[BEGIN Recorded information]

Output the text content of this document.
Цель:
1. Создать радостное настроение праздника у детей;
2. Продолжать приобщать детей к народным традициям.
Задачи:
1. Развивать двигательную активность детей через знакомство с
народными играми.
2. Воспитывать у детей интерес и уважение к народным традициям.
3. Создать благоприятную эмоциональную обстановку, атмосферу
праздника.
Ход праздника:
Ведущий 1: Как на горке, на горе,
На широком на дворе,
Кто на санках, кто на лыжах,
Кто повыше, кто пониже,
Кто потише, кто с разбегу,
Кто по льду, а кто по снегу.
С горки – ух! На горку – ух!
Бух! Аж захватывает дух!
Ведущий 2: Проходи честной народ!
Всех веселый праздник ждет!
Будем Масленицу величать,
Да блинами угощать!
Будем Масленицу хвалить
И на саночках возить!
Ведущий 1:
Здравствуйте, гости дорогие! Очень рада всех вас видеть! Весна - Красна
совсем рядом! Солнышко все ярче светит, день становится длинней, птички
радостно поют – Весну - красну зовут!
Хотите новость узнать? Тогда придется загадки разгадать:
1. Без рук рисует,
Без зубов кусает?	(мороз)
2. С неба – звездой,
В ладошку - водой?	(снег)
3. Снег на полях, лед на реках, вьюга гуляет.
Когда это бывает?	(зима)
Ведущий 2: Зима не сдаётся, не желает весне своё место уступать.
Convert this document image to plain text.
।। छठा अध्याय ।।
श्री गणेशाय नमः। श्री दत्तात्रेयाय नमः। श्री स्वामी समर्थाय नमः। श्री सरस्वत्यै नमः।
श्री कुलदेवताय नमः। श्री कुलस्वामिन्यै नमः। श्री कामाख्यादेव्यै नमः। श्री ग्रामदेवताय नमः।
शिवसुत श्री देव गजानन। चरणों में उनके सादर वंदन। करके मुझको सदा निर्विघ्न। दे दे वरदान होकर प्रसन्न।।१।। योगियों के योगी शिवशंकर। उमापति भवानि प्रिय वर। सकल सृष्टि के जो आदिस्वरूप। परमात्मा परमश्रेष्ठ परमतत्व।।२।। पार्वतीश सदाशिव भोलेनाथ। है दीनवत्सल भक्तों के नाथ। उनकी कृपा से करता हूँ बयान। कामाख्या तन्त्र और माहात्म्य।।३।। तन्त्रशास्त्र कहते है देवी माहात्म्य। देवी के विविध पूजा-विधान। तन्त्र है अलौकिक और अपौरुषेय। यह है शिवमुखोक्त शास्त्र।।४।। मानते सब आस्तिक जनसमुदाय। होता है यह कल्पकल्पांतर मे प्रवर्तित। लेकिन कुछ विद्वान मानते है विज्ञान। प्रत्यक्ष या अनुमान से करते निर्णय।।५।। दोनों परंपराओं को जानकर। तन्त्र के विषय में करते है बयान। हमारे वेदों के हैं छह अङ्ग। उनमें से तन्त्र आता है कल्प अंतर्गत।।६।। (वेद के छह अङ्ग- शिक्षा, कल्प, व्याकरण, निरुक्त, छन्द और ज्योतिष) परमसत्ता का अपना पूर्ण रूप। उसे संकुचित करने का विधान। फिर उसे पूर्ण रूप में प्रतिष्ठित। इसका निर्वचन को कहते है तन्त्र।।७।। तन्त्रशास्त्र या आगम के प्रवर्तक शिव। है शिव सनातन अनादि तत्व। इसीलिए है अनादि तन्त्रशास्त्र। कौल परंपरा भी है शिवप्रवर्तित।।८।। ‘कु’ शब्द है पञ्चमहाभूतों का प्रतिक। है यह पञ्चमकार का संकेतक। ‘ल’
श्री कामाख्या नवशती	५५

[END Recorded information]

§ What you will do: Take the entries above and transcribe them exactly.

§ Solution to this exercise:
Output the text content of this document.
Цель:
1. Создать радостное настроение праздника у детей;
2. Продолжать приобщать детей к народным традициям.
Задачи:
1. Развивать двигательную активность детей через знакомство с
народными играми.
2. Воспитывать у детей интерес и уважение к народным традициям.
3. Создать благоприятную эмоциональную обстановку, атмосферу
праздника.
Ход праздника:
Ведущий 1: Как на горке, на горе,
На широком на дворе,
Кто на санках, кто на лыжах,
Кто повыше, кто пониже,
Кто потише, кто с разбегу,
Кто по льду, а кто по снегу.
С горки – ух! На горку – ух!
Бух! Аж захватывает дух!
Ведущий 2: Проходи честной народ!
Всех веселый праздник ждет!
Будем Масленицу величать,
Да блинами угощать!
Будем Масленицу хвалить
И на саночках возить!
Ведущий 1:
Здравствуйте, гости дорогие! Очень рада всех вас видеть! Весна - Красна
совсем рядом! Солнышко все ярче светит, день становится длинней, птички
радостно поют – Весну - красну зовут!
Хотите новость узнать? Тогда придется загадки разгадать:
1. Без рук рисует,
Без зубов кусает?	(мороз)
2. С неба – звездой,
В ладошку - водой?	(снег)
3. Снег на полях, лед на реках, вьюга гуляет.
Когда это бывает?	(зима)
Ведущий 2: Зима не сдаётся, не желает весне своё место уступать.
Convert this document image to plain text.
।। छठा अध्याय ।।
श्री गणेशाय नमः। श्री दत्तात्रेयाय नमः। श्री स्वामी समर्थाय नमः। श्री सरस्वत्यै नमः।
श्री कुलदेवताय नमः। श्री कुलस्वामिन्यै नमः। श्री कामाख्यादेव्यै नमः। श्री ग्रामदेवताय नमः।
शिवसुत श्री देव गजानन। चरणों में उनके सादर वंदन। करके मुझको सदा निर्विघ्न। दे दे वरदान होकर प्रसन्न।।१।। योगियों के योगी शिवशंकर। उमापति भवानि प्रिय वर। सकल सृष्टि के जो आदिस्वरूप। परमात्मा परमश्रेष्ठ परमतत्व।।२।। पार्वतीश सदाशिव भोलेनाथ। है दीनवत्सल भक्तों के नाथ। उनकी कृपा से करता हूँ बयान। कामाख्या तन्त्र और माहात्म्य।।३।। तन्त्रशास्त्र कहते है देवी माहात्म्य। देवी के विविध पूजा-विधान। तन्त्र है अलौकिक और अपौरुषेय। यह है शिवमुखोक्त शास्त्र।।४।। मानते सब आस्तिक जनसमुदाय। होता है यह कल्पकल्पांतर मे प्रवर्तित। लेकिन कुछ विद्वान मानते है विज्ञान। प्रत्यक्ष या अनुमान से करते निर्णय।।५।। दोनों परंपराओं को जानकर। तन्त्र के विषय में करते है बयान। हमारे वेदों के हैं छह अङ्ग। उनमें से तन्त्र आता है कल्प अंतर्गत।।६।। (वेद के छह अङ्ग- शिक्षा, कल्प, व्याकरण, निरुक्त, छन्द और ज्योतिष) परमसत्ता का अपना पूर्ण रूप। उसे संकुचित करने का विधान। फिर उसे पूर्ण रूप में प्रतिष्ठित। इसका निर्वचन को कहते है तन्त्र।।७।। तन्त्रशास्त्र या आगम के प्रवर्तक शिव। है शिव सनातन अनादि तत्व। इसीलिए है अनादि तन्त्रशास्त्र। कौल परंपरा भी है शिवप्रवर्तित।।८।। ‘कु’ शब्द है पञ्चमहाभूतों का प्रतिक। है यह पञ्चमकार का संकेतक। ‘ल’
श्री कामाख्या नवशती	५५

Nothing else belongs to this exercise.